Seçilen Metin>
Yerel Medyada Kadın
Bu hafta, benim de köşe yazarı olarak içinde yer aldığım, medya organları üst başlığı altında kategorik bir alt başlık olarak yer alan yerel gazeteciliğin, toplumsal rolü ve sorumlulukları üzerine hem bir değerlendirme yapmak hem de bazı önerilerde bulunmak istiyorum.
Yerel medya vasıtalarından biri olan yerel televizyon kanallarını uydu üzerinden yayım yaparak evrensel bir boyut kazanmış olmaları nedeniyle şimdilik burada ele alacağımız konunun dışında bırakıyorum.
Özellikleri bakımından sınırlı bir çevre içinde kendi yerel gündemine bağlı olan ve hedef kitlesi de esas itibariyle mahalli okurlardan oluşan yerel gazeteler, adeta medya eksenli iletişim ağının kılcal damarları gibidir.
1831 yılında yayımlanan Takvim-i Vakâyi ile başlayan gazete ve köşe yazarlığı,
toplum dokusunun en ücra köşelerine kadar erişebilme, buradan elde ettiği verileri işleyerek bir haber dökümanı haline getirebilme, bunu duyurabilme ve böylece gündem oluşturabilme kapasitesi ile yerel medya, demokratik işleyişin önemli ve değerli bir enstrümanı olarak görev yapar.
Oluşturduğu gündem üzerinden bir ucuyla topluma dokunurken diğeri ile de ilgili yerel idarecileri bu gündem doğrultusunda uyararak, üzerine almış olduğu kamusal sorumluluğun gereğini yerine getirir.
Bu görevin icrâsı ve başarısının ön koşulu; bağımsız olabilme, objektif bir bakış açısı ve spekülatif davranışlardan uzak durabilme ile sağlayacak olduğu güvenilir bir bilgi kaynağı olabilmekten geçtiğidir.

Yapılacaklar>
A. Yerel medya yazısında yerel medyanın demokratik işleyişin bir enstrümanı olarak görev yapmasını sağlayan kapasiteleri sıralayın.
B. Aşağıdaki ifadelerin yerel medya yazısıyla uyuşup uyuşmadığını evet ya da hayır ile belirtin ve her yanıtı metinden birebir alıntıyla destekleyin.
(i) Yerel televizyon kanalları, yazının ele aldığı konunun kapsamına dahil edilmiştir.
(ii) Yerel gazetelerin hedef kitlesi esas olarak mahalli okurlardan oluşur.
(iii) Yerel medya, oluşturduğu gündem doğrultusunda yerel idarecileri uyarır.

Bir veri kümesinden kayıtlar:
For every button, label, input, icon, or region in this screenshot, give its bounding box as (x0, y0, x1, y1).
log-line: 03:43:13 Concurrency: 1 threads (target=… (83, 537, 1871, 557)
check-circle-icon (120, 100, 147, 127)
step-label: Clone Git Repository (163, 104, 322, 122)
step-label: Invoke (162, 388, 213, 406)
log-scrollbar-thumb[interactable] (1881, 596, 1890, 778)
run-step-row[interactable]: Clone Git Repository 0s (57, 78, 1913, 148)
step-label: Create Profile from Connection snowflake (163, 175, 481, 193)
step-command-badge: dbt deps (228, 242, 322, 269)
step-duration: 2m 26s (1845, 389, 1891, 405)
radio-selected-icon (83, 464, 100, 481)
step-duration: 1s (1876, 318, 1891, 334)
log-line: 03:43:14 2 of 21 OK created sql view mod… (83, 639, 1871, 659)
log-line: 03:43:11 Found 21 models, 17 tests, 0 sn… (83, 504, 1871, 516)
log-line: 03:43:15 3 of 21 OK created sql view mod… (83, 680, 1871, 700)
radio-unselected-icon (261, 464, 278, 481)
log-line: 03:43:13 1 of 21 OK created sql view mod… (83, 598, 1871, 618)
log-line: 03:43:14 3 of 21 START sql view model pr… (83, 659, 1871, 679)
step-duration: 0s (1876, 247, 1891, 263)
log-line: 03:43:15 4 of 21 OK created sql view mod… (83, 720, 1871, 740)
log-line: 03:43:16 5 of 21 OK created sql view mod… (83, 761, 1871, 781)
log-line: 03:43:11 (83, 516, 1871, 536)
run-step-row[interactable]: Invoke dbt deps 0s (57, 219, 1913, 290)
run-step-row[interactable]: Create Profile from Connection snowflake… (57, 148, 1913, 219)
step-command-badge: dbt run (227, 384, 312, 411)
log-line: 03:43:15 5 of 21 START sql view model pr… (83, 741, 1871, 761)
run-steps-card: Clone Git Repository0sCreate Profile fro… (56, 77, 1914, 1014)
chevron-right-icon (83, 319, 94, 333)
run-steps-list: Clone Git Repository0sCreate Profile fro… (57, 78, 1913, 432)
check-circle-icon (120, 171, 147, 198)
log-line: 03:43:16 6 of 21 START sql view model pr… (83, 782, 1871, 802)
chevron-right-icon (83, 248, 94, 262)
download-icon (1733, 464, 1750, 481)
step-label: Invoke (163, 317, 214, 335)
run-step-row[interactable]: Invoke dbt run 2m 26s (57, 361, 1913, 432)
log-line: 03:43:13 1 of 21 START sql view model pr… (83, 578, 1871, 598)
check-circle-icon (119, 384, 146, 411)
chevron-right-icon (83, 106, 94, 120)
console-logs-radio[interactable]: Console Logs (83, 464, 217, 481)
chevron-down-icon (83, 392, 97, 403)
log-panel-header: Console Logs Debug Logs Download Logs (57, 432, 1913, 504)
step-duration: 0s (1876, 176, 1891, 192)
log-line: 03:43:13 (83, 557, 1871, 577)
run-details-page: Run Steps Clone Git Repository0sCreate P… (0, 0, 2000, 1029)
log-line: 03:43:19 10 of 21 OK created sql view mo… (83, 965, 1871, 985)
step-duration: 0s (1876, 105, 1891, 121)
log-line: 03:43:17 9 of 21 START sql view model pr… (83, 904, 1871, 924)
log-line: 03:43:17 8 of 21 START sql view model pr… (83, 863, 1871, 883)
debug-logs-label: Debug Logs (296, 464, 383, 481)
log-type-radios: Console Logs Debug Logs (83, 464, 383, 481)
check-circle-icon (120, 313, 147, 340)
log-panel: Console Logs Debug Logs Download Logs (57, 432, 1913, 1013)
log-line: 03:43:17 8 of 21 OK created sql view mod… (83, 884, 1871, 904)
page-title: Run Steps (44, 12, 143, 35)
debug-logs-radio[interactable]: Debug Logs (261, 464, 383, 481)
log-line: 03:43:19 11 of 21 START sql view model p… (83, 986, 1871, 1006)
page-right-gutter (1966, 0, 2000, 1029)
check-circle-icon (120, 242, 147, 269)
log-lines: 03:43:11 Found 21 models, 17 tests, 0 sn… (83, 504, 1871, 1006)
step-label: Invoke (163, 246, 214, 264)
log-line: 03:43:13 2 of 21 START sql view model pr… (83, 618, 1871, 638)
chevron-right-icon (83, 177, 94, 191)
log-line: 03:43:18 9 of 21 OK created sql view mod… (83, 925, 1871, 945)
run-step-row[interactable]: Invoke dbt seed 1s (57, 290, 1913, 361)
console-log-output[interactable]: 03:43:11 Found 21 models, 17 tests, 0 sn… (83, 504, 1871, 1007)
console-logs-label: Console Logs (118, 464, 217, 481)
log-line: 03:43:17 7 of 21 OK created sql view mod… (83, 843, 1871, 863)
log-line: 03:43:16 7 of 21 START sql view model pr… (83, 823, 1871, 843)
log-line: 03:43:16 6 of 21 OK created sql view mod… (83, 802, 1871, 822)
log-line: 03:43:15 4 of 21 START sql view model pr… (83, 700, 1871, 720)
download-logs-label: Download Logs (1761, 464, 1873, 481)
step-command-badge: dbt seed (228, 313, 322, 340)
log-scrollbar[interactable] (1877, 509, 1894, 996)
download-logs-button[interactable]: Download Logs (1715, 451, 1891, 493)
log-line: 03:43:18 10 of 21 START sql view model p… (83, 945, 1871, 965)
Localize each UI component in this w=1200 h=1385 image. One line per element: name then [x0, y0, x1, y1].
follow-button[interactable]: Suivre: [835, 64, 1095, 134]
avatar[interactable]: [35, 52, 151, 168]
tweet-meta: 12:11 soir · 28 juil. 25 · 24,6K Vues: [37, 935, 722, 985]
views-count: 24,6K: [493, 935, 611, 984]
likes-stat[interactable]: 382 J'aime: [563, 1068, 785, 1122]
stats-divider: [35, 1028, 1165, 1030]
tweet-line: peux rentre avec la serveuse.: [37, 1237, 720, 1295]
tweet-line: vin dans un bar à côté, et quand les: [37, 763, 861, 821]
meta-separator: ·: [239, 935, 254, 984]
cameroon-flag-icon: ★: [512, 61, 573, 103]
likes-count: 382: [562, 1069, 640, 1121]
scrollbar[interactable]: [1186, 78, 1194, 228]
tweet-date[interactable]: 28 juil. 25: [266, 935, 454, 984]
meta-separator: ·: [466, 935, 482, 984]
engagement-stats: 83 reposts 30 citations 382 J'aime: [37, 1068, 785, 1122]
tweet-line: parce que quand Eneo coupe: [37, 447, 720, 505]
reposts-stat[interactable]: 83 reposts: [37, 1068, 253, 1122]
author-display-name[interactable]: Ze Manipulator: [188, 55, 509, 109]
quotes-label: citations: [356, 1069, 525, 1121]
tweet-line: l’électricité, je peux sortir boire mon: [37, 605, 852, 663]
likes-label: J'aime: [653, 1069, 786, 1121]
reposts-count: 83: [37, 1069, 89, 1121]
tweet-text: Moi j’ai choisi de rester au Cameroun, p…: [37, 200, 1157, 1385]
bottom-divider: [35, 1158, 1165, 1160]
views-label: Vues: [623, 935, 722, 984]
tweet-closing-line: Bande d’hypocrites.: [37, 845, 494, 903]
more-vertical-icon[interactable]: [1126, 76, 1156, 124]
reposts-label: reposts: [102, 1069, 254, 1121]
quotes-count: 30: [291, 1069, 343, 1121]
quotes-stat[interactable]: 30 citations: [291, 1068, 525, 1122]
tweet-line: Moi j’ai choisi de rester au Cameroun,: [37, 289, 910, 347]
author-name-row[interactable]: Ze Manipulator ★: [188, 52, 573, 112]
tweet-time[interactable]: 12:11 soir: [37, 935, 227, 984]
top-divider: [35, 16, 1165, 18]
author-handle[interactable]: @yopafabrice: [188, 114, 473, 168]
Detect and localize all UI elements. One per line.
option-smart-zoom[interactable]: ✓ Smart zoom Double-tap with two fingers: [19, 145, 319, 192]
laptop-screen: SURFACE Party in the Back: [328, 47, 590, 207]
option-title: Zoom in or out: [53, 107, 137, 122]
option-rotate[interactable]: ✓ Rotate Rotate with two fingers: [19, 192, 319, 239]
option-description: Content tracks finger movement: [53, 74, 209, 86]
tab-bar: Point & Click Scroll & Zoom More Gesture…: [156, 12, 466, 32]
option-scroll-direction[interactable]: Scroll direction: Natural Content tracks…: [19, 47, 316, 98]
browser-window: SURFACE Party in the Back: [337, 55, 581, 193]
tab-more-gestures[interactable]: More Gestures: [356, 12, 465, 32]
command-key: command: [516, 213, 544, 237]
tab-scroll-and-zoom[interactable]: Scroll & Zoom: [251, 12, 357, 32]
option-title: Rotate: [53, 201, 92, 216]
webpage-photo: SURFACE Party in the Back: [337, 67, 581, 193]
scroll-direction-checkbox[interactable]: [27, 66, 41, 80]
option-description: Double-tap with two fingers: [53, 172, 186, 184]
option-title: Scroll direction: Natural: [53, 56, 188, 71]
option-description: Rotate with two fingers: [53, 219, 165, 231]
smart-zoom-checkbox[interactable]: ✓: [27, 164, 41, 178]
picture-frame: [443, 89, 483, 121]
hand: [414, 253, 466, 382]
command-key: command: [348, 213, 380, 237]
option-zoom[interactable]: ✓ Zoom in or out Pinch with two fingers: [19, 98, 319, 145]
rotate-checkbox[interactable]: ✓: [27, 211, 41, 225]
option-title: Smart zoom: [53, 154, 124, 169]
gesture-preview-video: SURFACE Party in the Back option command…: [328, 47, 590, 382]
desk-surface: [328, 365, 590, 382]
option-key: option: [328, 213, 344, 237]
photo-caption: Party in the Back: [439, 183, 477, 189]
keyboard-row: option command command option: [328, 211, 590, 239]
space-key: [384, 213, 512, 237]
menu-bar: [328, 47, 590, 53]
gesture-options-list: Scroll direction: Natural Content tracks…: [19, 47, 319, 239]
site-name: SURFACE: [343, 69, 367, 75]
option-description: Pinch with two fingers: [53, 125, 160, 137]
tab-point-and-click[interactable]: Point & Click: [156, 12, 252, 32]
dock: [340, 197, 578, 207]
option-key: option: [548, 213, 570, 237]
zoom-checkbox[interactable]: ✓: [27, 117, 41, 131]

Cevap Anahtarı>
A.
1. Toplum dokusunun en ücra köşelerine kadar erişebilme
2. Buradan elde ettiği verileri işleyerek bir haber dökümanı haline getirebilme
3. Bunu duyurabilme
4. Böylece gündem oluşturabilme

B.
(i) Hayır: "şimdilik burada ele alacağımız konunun dışında bırakıyorum."
(ii) Evet: "hedef kitlesi de esas itibariyle mahalli okurlardan oluşan yerel gazeteler"
(iii) Evet: "diğeri ile de ilgili yerel idarecileri bu gündem doğrultusunda uyararak"